» Task material:
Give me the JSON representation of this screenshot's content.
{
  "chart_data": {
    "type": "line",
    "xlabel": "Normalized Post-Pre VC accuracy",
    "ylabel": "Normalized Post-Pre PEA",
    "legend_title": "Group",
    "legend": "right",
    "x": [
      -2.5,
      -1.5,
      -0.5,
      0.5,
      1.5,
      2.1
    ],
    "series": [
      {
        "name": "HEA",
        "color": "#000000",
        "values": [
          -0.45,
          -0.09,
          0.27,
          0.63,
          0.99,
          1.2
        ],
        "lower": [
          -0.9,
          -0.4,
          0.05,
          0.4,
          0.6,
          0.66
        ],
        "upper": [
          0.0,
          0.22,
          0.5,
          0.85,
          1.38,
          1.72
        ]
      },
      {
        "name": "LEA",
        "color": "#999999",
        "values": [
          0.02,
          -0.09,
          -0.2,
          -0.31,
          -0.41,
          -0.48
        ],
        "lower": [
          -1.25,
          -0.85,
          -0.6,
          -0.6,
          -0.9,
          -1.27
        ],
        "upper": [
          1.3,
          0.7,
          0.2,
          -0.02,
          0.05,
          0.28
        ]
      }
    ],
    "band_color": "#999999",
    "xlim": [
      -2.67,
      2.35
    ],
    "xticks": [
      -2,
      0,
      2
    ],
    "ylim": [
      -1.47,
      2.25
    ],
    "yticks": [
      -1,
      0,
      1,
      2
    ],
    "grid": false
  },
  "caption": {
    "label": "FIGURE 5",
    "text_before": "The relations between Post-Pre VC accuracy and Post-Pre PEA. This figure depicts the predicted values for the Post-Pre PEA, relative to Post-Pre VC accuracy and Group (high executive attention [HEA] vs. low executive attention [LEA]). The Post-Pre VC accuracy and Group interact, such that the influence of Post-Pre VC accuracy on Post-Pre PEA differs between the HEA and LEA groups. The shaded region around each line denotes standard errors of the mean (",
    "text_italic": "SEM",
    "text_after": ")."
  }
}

» Task to complete:
Reproduce the material in full, with no word added or dropped.

» Reply to the exercise:
Give me the JSON representation of this screenshot's content.
{
  "chart_data": {
    "type": "line",
    "xlabel": "Normalized Post-Pre VC accuracy",
    "ylabel": "Normalized Post-Pre PEA",
    "legend_title": "Group",
    "legend": "right",
    "x": [
      -2.5,
      -1.5,
      -0.5,
      0.5,
      1.5,
      2.1
    ],
    "series": [
      {
        "name": "HEA",
        "color": "#000000",
        "values": [
          -0.45,
          -0.09,
          0.27,
          0.63,
          0.99,
          1.2
        ],
        "lower": [
          -0.9,
          -0.4,
          0.05,
          0.4,
          0.6,
          0.66
        ],
        "upper": [
          0.0,
          0.22,
          0.5,
          0.85,
          1.38,
          1.72
        ]
      },
      {
        "name": "LEA",
        "color": "#999999",
        "values": [
          0.02,
          -0.09,
          -0.2,
          -0.31,
          -0.41,
          -0.48
        ],
        "lower": [
          -1.25,
          -0.85,
          -0.6,
          -0.6,
          -0.9,
          -1.27
        ],
        "upper": [
          1.3,
          0.7,
          0.2,
          -0.02,
          0.05,
          0.28
        ]
      }
    ],
    "band_color": "#999999",
    "xlim": [
      -2.67,
      2.35
    ],
    "xticks": [
      -2,
      0,
      2
    ],
    "ylim": [
      -1.47,
      2.25
    ],
    "yticks": [
      -1,
      0,
      1,
      2
    ],
    "grid": false
  },
  "caption": {
    "label": "FIGURE 5",
    "text_before": "The relations between Post-Pre VC accuracy and Post-Pre PEA. This figure depicts the predicted values for the Post-Pre PEA, relative to Post-Pre VC accuracy and Group (high executive attention [HEA] vs. low executive attention [LEA]). The Post-Pre VC accuracy and Group interact, such that the influence of Post-Pre VC accuracy on Post-Pre PEA differs between the HEA and LEA groups. The shaded region around each line denotes standard errors of the mean (",
    "text_italic": "SEM",
    "text_after": ")."
  }
}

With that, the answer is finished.